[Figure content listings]
▶

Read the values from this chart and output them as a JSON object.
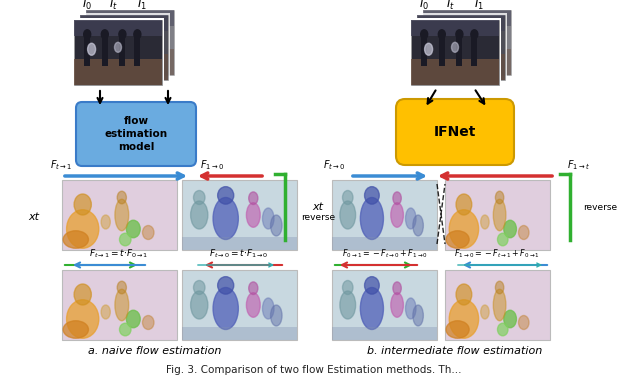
{
  "bg": "#ffffff",
  "subtitle_a": "a. naive flow estimation",
  "subtitle_b": "b. intermediate flow estimation",
  "box_left_text": "flow\nestimation\nmodel",
  "box_right_text": "IFNet",
  "box_left_color": "#6AABE0",
  "box_right_color": "#FFC000",
  "box_left_edge": "#3A7BC8",
  "box_right_edge": "#CC9900",
  "arrow_blue": "#3B8CD4",
  "arrow_red": "#D43030",
  "arrow_green": "#30B030",
  "arrow_cyan": "#30AEAE",
  "flow_warm_bg": "#E2D0DC",
  "flow_cool_bg": "#C8D5E2",
  "photo_dark": "#3A3A4A",
  "photo_mid": "#6A7A8A"
}
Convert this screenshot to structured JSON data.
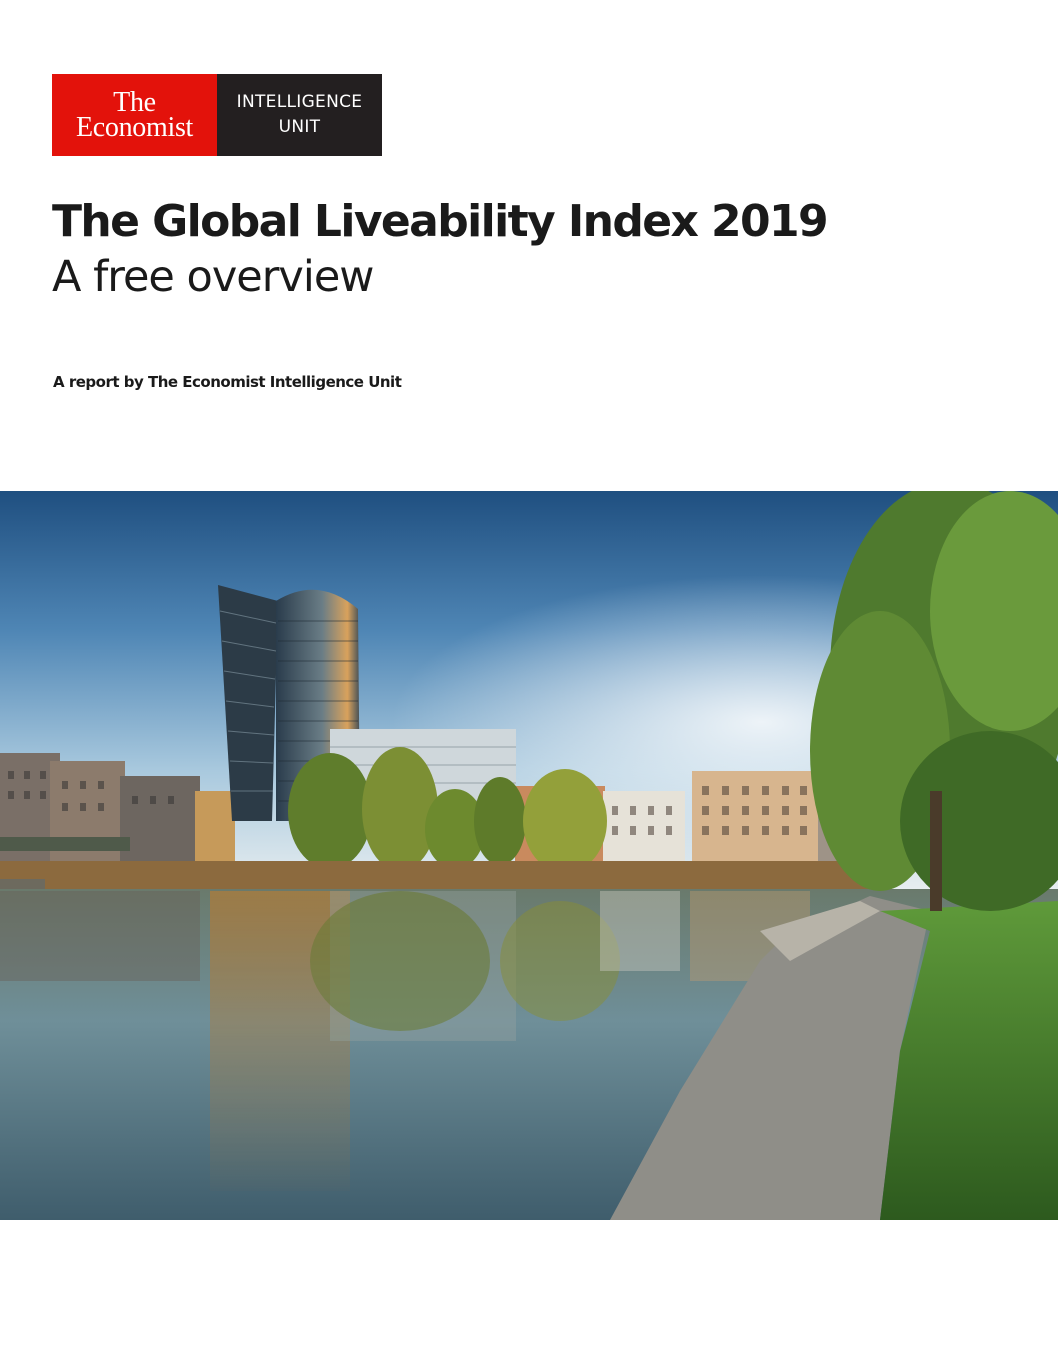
{
  "logo": {
    "brand_line1": "The",
    "brand_line2": "Economist",
    "unit_line1": "INTELLIGENCE",
    "unit_line2": "UNIT"
  },
  "cover": {
    "title": "The Global Liveability Index 2019",
    "subtitle": "A free overview",
    "byline": "A report by The Economist Intelligence Unit"
  },
  "colors": {
    "brand_red": "#e3120b",
    "brand_dark": "#231f20",
    "text": "#1a1a1a"
  }
}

◀

Problem requirements -
Copy out every line of the material above exactly, skipping the pictures.

Result for this exercise -
Read the values from this chart and output them as a JSON object.
{
  "bg": "#ffffff",
  "subtitle_a": "a. naive flow estimation",
  "subtitle_b": "b. intermediate flow estimation",
  "box_left_text": "flow\nestimation\nmodel",
  "box_right_text": "IFNet",
  "box_left_color": "#6AABE0",
  "box_right_color": "#FFC000",
  "box_left_edge": "#3A7BC8",
  "box_right_edge": "#CC9900",
  "arrow_blue": "#3B8CD4",
  "arrow_red": "#D43030",
  "arrow_green": "#30B030",
  "arrow_cyan": "#30AEAE",
  "flow_warm_bg": "#E2D0DC",
  "flow_cool_bg": "#C8D5E2",
  "photo_dark": "#3A3A4A",
  "photo_mid": "#6A7A8A"
}
Convert this screenshot to structured JSON data.
{
  "logo": {
    "brand_line1": "The",
    "brand_line2": "Economist",
    "unit_line1": "INTELLIGENCE",
    "unit_line2": "UNIT"
  },
  "cover": {
    "title": "The Global Liveability Index 2019",
    "subtitle": "A free overview",
    "byline": "A report by The Economist Intelligence Unit"
  },
  "colors": {
    "brand_red": "#e3120b",
    "brand_dark": "#231f20",
    "text": "#1a1a1a"
  }
}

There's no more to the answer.